### Task to complete
Below is a block of records; repeat each one exactly.

■ ■ ■ ■ ■

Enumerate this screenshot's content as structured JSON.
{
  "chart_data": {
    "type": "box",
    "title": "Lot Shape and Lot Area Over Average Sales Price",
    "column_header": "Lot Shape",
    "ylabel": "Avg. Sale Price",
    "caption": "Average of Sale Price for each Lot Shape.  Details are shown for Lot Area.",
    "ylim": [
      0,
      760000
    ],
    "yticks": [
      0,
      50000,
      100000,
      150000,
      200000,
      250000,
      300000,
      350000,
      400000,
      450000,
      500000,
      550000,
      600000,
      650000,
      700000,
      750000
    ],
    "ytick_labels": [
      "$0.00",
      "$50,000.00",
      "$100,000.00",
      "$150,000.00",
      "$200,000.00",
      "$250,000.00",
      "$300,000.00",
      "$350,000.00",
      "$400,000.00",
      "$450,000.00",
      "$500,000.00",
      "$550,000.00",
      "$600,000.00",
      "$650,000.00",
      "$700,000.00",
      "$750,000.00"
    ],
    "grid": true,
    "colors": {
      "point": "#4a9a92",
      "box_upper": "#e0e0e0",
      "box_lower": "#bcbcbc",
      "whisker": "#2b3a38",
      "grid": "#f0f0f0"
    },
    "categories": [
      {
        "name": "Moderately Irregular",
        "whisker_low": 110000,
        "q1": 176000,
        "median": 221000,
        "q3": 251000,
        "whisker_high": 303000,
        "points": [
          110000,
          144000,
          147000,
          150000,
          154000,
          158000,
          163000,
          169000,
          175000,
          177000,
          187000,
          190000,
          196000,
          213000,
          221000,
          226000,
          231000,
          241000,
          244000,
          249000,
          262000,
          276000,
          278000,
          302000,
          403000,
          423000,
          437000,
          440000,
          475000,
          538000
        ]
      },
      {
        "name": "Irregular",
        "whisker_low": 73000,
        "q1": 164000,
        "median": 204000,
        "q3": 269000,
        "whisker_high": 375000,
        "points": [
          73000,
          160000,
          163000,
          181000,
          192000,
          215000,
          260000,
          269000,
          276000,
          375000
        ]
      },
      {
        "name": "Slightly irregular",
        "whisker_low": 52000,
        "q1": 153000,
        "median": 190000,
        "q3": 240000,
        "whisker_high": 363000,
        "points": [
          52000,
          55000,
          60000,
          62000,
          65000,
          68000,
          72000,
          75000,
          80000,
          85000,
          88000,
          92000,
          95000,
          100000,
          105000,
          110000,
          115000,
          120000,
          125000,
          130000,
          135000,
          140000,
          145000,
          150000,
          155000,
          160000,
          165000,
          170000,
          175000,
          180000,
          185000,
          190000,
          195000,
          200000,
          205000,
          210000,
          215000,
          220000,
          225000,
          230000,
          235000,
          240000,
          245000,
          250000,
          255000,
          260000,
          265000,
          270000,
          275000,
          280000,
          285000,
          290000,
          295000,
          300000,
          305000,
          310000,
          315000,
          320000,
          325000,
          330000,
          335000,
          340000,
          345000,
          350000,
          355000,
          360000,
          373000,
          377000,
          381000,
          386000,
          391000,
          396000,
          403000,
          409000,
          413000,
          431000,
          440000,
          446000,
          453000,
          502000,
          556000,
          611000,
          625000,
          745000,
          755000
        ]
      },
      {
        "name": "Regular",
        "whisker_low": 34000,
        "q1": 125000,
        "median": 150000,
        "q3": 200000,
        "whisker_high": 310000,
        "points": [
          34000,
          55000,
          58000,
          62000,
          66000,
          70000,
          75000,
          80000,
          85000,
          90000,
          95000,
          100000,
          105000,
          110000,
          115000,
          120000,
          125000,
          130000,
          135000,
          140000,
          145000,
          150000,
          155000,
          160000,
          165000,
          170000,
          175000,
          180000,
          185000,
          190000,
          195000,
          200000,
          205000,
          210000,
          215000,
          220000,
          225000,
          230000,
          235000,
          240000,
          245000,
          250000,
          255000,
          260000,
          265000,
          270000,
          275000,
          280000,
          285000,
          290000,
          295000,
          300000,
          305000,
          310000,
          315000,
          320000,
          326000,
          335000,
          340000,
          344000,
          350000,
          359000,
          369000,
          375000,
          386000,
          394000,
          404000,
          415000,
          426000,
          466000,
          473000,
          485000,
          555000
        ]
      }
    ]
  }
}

■ ■ ■ ■ ■

### Right answer
Enumerate this screenshot's content as structured JSON.
{
  "chart_data": {
    "type": "box",
    "title": "Lot Shape and Lot Area Over Average Sales Price",
    "column_header": "Lot Shape",
    "ylabel": "Avg. Sale Price",
    "caption": "Average of Sale Price for each Lot Shape.  Details are shown for Lot Area.",
    "ylim": [
      0,
      760000
    ],
    "yticks": [
      0,
      50000,
      100000,
      150000,
      200000,
      250000,
      300000,
      350000,
      400000,
      450000,
      500000,
      550000,
      600000,
      650000,
      700000,
      750000
    ],
    "ytick_labels": [
      "$0.00",
      "$50,000.00",
      "$100,000.00",
      "$150,000.00",
      "$200,000.00",
      "$250,000.00",
      "$300,000.00",
      "$350,000.00",
      "$400,000.00",
      "$450,000.00",
      "$500,000.00",
      "$550,000.00",
      "$600,000.00",
      "$650,000.00",
      "$700,000.00",
      "$750,000.00"
    ],
    "grid": true,
    "colors": {
      "point": "#4a9a92",
      "box_upper": "#e0e0e0",
      "box_lower": "#bcbcbc",
      "whisker": "#2b3a38",
      "grid": "#f0f0f0"
    },
    "categories": [
      {
        "name": "Moderately Irregular",
        "whisker_low": 110000,
        "q1": 176000,
        "median": 221000,
        "q3": 251000,
        "whisker_high": 303000,
        "points": [
          110000,
          144000,
          147000,
          150000,
          154000,
          158000,
          163000,
          169000,
          175000,
          177000,
          187000,
          190000,
          196000,
          213000,
          221000,
          226000,
          231000,
          241000,
          244000,
          249000,
          262000,
          276000,
          278000,
          302000,
          403000,
          423000,
          437000,
          440000,
          475000,
          538000
        ]
      },
      {
        "name": "Irregular",
        "whisker_low": 73000,
        "q1": 164000,
        "median": 204000,
        "q3": 269000,
        "whisker_high": 375000,
        "points": [
          73000,
          160000,
          163000,
          181000,
          192000,
          215000,
          260000,
          269000,
          276000,
          375000
        ]
      },
      {
        "name": "Slightly irregular",
        "whisker_low": 52000,
        "q1": 153000,
        "median": 190000,
        "q3": 240000,
        "whisker_high": 363000,
        "points": [
          52000,
          55000,
          60000,
          62000,
          65000,
          68000,
          72000,
          75000,
          80000,
          85000,
          88000,
          92000,
          95000,
          100000,
          105000,
          110000,
          115000,
          120000,
          125000,
          130000,
          135000,
          140000,
          145000,
          150000,
          155000,
          160000,
          165000,
          170000,
          175000,
          180000,
          185000,
          190000,
          195000,
          200000,
          205000,
          210000,
          215000,
          220000,
          225000,
          230000,
          235000,
          240000,
          245000,
          250000,
          255000,
          260000,
          265000,
          270000,
          275000,
          280000,
          285000,
          290000,
          295000,
          300000,
          305000,
          310000,
          315000,
          320000,
          325000,
          330000,
          335000,
          340000,
          345000,
          350000,
          355000,
          360000,
          373000,
          377000,
          381000,
          386000,
          391000,
          396000,
          403000,
          409000,
          413000,
          431000,
          440000,
          446000,
          453000,
          502000,
          556000,
          611000,
          625000,
          745000,
          755000
        ]
      },
      {
        "name": "Regular",
        "whisker_low": 34000,
        "q1": 125000,
        "median": 150000,
        "q3": 200000,
        "whisker_high": 310000,
        "points": [
          34000,
          55000,
          58000,
          62000,
          66000,
          70000,
          75000,
          80000,
          85000,
          90000,
          95000,
          100000,
          105000,
          110000,
          115000,
          120000,
          125000,
          130000,
          135000,
          140000,
          145000,
          150000,
          155000,
          160000,
          165000,
          170000,
          175000,
          180000,
          185000,
          190000,
          195000,
          200000,
          205000,
          210000,
          215000,
          220000,
          225000,
          230000,
          235000,
          240000,
          245000,
          250000,
          255000,
          260000,
          265000,
          270000,
          275000,
          280000,
          285000,
          290000,
          295000,
          300000,
          305000,
          310000,
          315000,
          320000,
          326000,
          335000,
          340000,
          344000,
          350000,
          359000,
          369000,
          375000,
          386000,
          394000,
          404000,
          415000,
          426000,
          466000,
          473000,
          485000,
          555000
        ]
      }
    ]
  }
}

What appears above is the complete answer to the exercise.